== Task instructions ==
Please retype the records below exactly, leaving out any pictures.

————

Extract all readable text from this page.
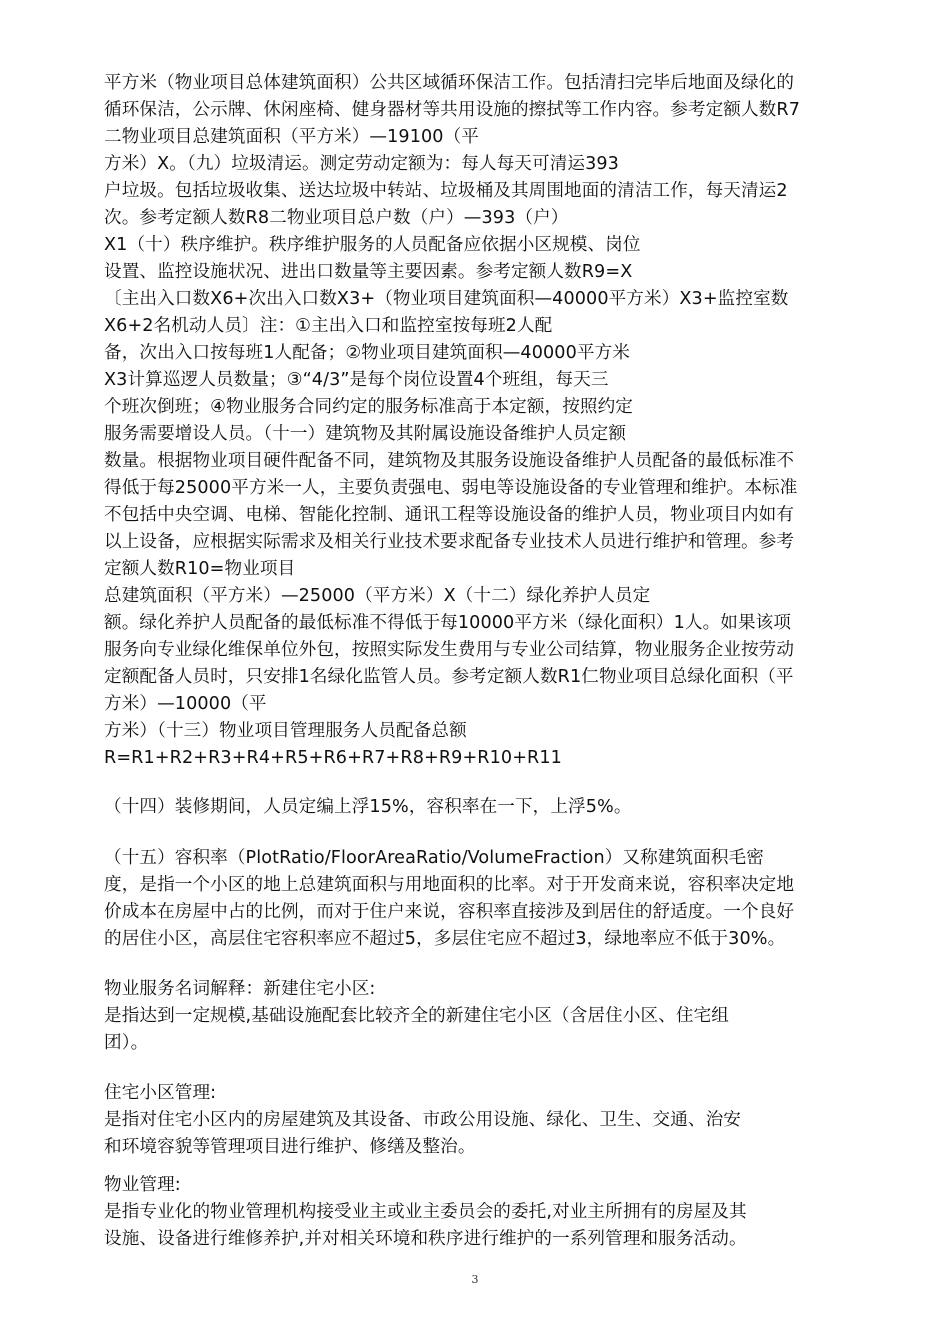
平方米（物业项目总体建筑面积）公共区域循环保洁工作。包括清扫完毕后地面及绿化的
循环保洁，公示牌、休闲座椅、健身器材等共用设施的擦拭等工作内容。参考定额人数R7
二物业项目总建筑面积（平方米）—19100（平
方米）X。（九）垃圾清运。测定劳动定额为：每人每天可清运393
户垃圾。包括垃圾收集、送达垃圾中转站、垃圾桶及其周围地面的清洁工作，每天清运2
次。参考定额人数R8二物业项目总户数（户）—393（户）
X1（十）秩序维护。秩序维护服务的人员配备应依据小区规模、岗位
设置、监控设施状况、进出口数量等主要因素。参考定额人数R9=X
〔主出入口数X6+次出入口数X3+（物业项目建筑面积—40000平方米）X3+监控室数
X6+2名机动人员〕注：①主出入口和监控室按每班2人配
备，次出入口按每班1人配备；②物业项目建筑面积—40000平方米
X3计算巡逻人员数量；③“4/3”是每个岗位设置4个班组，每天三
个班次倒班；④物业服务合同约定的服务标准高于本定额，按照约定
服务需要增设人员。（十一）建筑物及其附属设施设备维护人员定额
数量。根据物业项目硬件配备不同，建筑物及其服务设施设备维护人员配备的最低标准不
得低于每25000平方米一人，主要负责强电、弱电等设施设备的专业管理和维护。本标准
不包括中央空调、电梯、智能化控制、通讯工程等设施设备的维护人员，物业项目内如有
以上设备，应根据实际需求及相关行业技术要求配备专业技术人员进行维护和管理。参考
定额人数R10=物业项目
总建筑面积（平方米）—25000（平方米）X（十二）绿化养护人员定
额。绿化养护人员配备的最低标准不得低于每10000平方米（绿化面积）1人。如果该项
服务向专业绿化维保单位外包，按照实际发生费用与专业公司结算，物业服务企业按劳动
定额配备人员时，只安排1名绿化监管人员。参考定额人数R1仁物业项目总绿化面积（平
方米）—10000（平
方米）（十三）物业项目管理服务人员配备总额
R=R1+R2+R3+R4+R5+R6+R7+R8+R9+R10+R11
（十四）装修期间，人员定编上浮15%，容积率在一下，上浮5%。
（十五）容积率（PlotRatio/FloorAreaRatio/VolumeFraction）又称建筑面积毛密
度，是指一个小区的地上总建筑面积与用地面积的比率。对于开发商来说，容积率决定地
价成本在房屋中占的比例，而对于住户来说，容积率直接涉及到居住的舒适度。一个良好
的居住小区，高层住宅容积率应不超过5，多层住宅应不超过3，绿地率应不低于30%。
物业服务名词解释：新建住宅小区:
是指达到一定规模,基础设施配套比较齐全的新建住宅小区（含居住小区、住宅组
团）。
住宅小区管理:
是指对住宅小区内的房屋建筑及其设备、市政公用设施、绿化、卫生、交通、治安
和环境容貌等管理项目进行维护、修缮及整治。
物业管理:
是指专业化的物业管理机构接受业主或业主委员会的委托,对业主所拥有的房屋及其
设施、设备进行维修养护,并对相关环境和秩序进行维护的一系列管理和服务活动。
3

————

== Output of the exercise ==
Extract all readable text from this page.
平方米（物业项目总体建筑面积）公共区域循环保洁工作。包括清扫完毕后地面及绿化的
循环保洁，公示牌、休闲座椅、健身器材等共用设施的擦拭等工作内容。参考定额人数R7
二物业项目总建筑面积（平方米）—19100（平
方米）X。（九）垃圾清运。测定劳动定额为：每人每天可清运393
户垃圾。包括垃圾收集、送达垃圾中转站、垃圾桶及其周围地面的清洁工作，每天清运2
次。参考定额人数R8二物业项目总户数（户）—393（户）
X1（十）秩序维护。秩序维护服务的人员配备应依据小区规模、岗位
设置、监控设施状况、进出口数量等主要因素。参考定额人数R9=X
〔主出入口数X6+次出入口数X3+（物业项目建筑面积—40000平方米）X3+监控室数
X6+2名机动人员〕注：①主出入口和监控室按每班2人配
备，次出入口按每班1人配备；②物业项目建筑面积—40000平方米
X3计算巡逻人员数量；③“4/3”是每个岗位设置4个班组，每天三
个班次倒班；④物业服务合同约定的服务标准高于本定额，按照约定
服务需要增设人员。（十一）建筑物及其附属设施设备维护人员定额
数量。根据物业项目硬件配备不同，建筑物及其服务设施设备维护人员配备的最低标准不
得低于每25000平方米一人，主要负责强电、弱电等设施设备的专业管理和维护。本标准
不包括中央空调、电梯、智能化控制、通讯工程等设施设备的维护人员，物业项目内如有
以上设备，应根据实际需求及相关行业技术要求配备专业技术人员进行维护和管理。参考
定额人数R10=物业项目
总建筑面积（平方米）—25000（平方米）X（十二）绿化养护人员定
额。绿化养护人员配备的最低标准不得低于每10000平方米（绿化面积）1人。如果该项
服务向专业绿化维保单位外包，按照实际发生费用与专业公司结算，物业服务企业按劳动
定额配备人员时，只安排1名绿化监管人员。参考定额人数R1仁物业项目总绿化面积（平
方米）—10000（平
方米）（十三）物业项目管理服务人员配备总额
R=R1+R2+R3+R4+R5+R6+R7+R8+R9+R10+R11
（十四）装修期间，人员定编上浮15%，容积率在一下，上浮5%。
（十五）容积率（PlotRatio/FloorAreaRatio/VolumeFraction）又称建筑面积毛密
度，是指一个小区的地上总建筑面积与用地面积的比率。对于开发商来说，容积率决定地
价成本在房屋中占的比例，而对于住户来说，容积率直接涉及到居住的舒适度。一个良好
的居住小区，高层住宅容积率应不超过5，多层住宅应不超过3，绿地率应不低于30%。
物业服务名词解释：新建住宅小区:
是指达到一定规模,基础设施配套比较齐全的新建住宅小区（含居住小区、住宅组
团）。
住宅小区管理:
是指对住宅小区内的房屋建筑及其设备、市政公用设施、绿化、卫生、交通、治安
和环境容貌等管理项目进行维护、修缮及整治。
物业管理:
是指专业化的物业管理机构接受业主或业主委员会的委托,对业主所拥有的房屋及其
设施、设备进行维修养护,并对相关环境和秩序进行维护的一系列管理和服务活动。
3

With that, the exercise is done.